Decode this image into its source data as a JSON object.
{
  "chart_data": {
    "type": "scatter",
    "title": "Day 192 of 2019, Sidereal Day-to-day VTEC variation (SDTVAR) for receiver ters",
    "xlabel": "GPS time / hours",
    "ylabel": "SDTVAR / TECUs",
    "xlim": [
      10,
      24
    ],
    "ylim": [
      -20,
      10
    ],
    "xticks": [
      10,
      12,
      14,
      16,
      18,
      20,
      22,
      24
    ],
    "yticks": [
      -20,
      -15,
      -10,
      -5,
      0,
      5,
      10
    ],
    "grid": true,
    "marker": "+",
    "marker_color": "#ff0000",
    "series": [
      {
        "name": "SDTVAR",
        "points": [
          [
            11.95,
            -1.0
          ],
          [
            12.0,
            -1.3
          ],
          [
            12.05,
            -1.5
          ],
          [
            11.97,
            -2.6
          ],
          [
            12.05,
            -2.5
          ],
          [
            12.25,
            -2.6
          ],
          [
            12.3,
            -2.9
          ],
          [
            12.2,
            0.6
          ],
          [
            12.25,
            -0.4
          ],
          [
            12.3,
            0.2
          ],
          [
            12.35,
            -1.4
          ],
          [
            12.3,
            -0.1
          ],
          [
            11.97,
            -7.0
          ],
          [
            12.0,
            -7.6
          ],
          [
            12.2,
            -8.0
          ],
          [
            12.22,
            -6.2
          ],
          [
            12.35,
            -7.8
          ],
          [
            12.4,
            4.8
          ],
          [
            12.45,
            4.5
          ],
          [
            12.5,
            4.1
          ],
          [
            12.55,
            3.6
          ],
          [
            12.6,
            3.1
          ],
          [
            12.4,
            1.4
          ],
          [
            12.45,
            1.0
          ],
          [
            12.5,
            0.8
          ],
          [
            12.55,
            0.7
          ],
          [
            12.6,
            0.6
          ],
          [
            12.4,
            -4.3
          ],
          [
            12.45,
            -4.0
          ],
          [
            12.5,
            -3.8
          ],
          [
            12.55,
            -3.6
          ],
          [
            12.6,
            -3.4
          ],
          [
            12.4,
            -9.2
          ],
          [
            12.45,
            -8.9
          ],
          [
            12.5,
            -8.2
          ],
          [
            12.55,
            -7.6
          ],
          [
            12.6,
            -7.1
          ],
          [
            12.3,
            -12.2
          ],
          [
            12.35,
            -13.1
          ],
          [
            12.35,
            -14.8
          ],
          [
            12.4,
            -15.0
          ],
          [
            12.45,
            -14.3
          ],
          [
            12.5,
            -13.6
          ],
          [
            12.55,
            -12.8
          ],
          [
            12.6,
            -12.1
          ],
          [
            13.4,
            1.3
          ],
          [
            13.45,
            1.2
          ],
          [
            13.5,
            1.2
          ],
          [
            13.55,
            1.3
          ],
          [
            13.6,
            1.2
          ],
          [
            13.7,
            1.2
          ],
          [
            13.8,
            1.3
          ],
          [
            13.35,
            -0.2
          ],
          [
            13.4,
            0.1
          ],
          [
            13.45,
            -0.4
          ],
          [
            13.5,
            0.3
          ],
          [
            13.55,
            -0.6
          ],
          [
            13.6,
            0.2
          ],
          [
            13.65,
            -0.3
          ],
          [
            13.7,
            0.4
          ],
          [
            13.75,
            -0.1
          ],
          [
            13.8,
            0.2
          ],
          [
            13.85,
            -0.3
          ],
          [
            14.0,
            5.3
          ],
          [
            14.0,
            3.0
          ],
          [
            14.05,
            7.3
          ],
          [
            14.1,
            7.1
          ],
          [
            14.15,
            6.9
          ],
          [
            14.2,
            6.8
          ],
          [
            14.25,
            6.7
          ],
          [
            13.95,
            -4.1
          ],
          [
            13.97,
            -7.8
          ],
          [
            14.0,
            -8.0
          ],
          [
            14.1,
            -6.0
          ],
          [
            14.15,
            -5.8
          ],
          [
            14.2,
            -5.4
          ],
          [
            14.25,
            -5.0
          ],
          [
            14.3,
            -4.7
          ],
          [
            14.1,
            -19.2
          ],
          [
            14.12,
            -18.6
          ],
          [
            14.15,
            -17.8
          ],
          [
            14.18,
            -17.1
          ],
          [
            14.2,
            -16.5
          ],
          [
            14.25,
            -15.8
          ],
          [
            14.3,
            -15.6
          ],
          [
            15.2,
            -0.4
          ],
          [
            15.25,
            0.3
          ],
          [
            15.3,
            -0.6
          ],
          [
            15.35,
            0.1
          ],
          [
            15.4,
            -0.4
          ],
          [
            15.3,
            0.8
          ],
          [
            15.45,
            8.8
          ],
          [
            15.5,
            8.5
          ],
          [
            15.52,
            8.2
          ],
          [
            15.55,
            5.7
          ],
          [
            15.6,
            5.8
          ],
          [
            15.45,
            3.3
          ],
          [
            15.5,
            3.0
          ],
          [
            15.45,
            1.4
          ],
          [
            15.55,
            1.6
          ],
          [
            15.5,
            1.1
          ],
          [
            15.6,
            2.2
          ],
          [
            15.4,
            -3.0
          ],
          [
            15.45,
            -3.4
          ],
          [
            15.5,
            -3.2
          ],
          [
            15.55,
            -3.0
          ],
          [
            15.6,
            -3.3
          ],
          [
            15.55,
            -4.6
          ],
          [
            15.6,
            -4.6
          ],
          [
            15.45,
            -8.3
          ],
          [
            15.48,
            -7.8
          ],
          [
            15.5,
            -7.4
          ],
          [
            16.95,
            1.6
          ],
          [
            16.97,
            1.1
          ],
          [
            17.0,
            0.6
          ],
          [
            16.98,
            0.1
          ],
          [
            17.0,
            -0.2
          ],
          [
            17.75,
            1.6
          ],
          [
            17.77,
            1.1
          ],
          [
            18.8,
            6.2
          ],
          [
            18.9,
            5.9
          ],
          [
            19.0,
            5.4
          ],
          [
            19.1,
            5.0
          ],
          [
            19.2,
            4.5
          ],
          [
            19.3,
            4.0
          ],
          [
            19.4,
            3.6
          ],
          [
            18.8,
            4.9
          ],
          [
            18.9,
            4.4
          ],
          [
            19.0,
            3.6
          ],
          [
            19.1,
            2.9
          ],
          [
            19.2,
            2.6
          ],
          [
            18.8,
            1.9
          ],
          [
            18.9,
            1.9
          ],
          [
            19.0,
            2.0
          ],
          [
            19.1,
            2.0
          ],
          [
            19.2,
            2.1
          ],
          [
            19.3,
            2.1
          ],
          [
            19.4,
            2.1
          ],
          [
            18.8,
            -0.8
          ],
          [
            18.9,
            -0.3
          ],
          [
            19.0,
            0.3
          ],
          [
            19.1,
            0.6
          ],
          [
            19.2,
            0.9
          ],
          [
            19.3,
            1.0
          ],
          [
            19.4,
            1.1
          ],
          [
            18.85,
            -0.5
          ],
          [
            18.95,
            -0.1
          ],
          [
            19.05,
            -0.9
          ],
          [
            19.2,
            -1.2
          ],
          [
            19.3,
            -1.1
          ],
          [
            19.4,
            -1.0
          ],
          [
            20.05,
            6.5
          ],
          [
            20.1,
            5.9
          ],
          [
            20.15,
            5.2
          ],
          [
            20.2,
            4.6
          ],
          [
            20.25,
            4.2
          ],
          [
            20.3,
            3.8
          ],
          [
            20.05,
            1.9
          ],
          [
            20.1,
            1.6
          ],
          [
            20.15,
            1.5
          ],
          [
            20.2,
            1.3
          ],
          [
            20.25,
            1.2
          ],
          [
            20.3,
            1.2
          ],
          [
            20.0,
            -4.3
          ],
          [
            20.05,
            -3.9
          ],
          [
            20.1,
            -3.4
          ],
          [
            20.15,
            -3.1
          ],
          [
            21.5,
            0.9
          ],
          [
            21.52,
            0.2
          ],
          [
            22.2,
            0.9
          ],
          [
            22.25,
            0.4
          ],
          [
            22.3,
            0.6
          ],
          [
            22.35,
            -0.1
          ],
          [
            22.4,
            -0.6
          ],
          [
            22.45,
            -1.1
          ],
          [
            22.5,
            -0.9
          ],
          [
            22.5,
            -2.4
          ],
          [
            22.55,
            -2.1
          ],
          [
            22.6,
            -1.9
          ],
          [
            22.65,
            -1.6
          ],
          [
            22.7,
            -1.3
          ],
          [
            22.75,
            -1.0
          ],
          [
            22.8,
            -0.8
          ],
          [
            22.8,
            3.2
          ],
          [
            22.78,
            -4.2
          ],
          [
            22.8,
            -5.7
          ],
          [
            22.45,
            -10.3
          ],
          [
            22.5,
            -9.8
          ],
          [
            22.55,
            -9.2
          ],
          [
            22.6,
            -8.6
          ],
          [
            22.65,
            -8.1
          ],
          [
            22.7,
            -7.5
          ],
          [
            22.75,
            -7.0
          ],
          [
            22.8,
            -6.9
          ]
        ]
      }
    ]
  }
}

▸ **Directions for this task**:
Look through the listing and extract every line with "SDTVAR" in it.

▸ **Exercise output**:
    "title": "Day 192 of 2019, Sidereal Day-to-day VTEC variation (SDTVAR) for receiver ters",
    "ylabel": "SDTVAR / TECUs",
        "name": "SDTVAR",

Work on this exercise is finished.